▸ **The request**
Write the data below out exactly as it stands. Do not include the pictures.

(Stored items)
+ + + + +
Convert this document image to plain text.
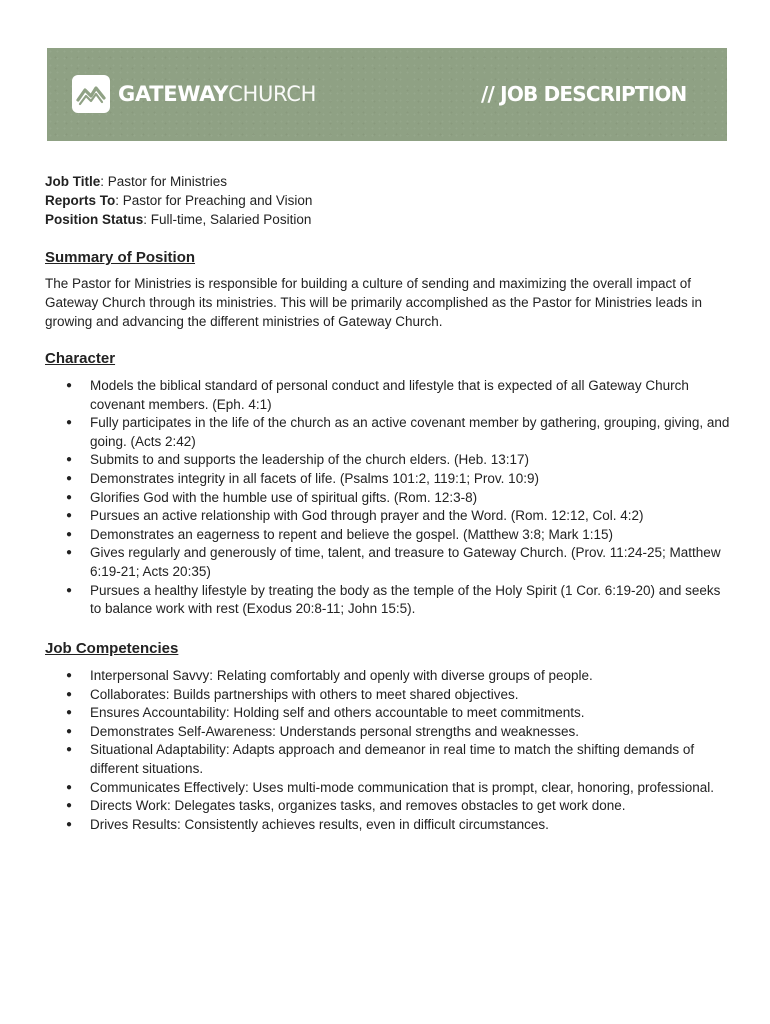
GATEWAYCHURCH	// JOB DESCRIPTION
Job Title: Pastor for Ministries
Reports To: Pastor for Preaching and Vision
Position Status: Full-time, Salaried Position
Summary of Position
The Pastor for Ministries is responsible for building a culture of sending and maximizing the overall impact of Gateway Church through its ministries. This will be primarily accomplished as the Pastor for Ministries leads in growing and advancing the different ministries of Gateway Church.
Character
● Models the biblical standard of personal conduct and lifestyle that is expected of all Gateway Church covenant members. (Eph. 4:1)
● Fully participates in the life of the church as an active covenant member by gathering, grouping, giving, and going. (Acts 2:42)
● Submits to and supports the leadership of the church elders. (Heb. 13:17)
● Demonstrates integrity in all facets of life. (Psalms 101:2, 119:1; Prov. 10:9)
● Glorifies God with the humble use of spiritual gifts. (Rom. 12:3-8)
● Pursues an active relationship with God through prayer and the Word. (Rom. 12:12, Col. 4:2)
● Demonstrates an eagerness to repent and believe the gospel. (Matthew 3:8; Mark 1:15)
● Gives regularly and generously of time, talent, and treasure to Gateway Church. (Prov. 11:24-25; Matthew 6:19-21; Acts 20:35)
● Pursues a healthy lifestyle by treating the body as the temple of the Holy Spirit (1 Cor. 6:19-20) and seeks to balance work with rest (Exodus 20:8-11; John 15:5).
Job Competencies
● Interpersonal Savvy: Relating comfortably and openly with diverse groups of people.
● Collaborates: Builds partnerships with others to meet shared objectives.
● Ensures Accountability: Holding self and others accountable to meet commitments.
● Demonstrates Self-Awareness: Understands personal strengths and weaknesses.
● Situational Adaptability: Adapts approach and demeanor in real time to match the shifting demands of different situations.
● Communicates Effectively: Uses multi-mode communication that is prompt, clear, honoring, professional.
● Directs Work: Delegates tasks, organizes tasks, and removes obstacles to get work done.
● Drives Results: Consistently achieves results, even in difficult circumstances.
+ + + + +
▸ **Complete output**
Convert this document image to plain text.
GATEWAYCHURCH	// JOB DESCRIPTION
Job Title: Pastor for Ministries
Reports To: Pastor for Preaching and Vision
Position Status: Full-time, Salaried Position
Summary of Position
The Pastor for Ministries is responsible for building a culture of sending and maximizing the overall impact of Gateway Church through its ministries. This will be primarily accomplished as the Pastor for Ministries leads in growing and advancing the different ministries of Gateway Church.
Character
● Models the biblical standard of personal conduct and lifestyle that is expected of all Gateway Church covenant members. (Eph. 4:1)
● Fully participates in the life of the church as an active covenant member by gathering, grouping, giving, and going. (Acts 2:42)
● Submits to and supports the leadership of the church elders. (Heb. 13:17)
● Demonstrates integrity in all facets of life. (Psalms 101:2, 119:1; Prov. 10:9)
● Glorifies God with the humble use of spiritual gifts. (Rom. 12:3-8)
● Pursues an active relationship with God through prayer and the Word. (Rom. 12:12, Col. 4:2)
● Demonstrates an eagerness to repent and believe the gospel. (Matthew 3:8; Mark 1:15)
● Gives regularly and generously of time, talent, and treasure to Gateway Church. (Prov. 11:24-25; Matthew 6:19-21; Acts 20:35)
● Pursues a healthy lifestyle by treating the body as the temple of the Holy Spirit (1 Cor. 6:19-20) and seeks to balance work with rest (Exodus 20:8-11; John 15:5).
Job Competencies
● Interpersonal Savvy: Relating comfortably and openly with diverse groups of people.
● Collaborates: Builds partnerships with others to meet shared objectives.
● Ensures Accountability: Holding self and others accountable to meet commitments.
● Demonstrates Self-Awareness: Understands personal strengths and weaknesses.
● Situational Adaptability: Adapts approach and demeanor in real time to match the shifting demands of different situations.
● Communicates Effectively: Uses multi-mode communication that is prompt, clear, honoring, professional.
● Directs Work: Delegates tasks, organizes tasks, and removes obstacles to get work done.
● Drives Results: Consistently achieves results, even in difficult circumstances.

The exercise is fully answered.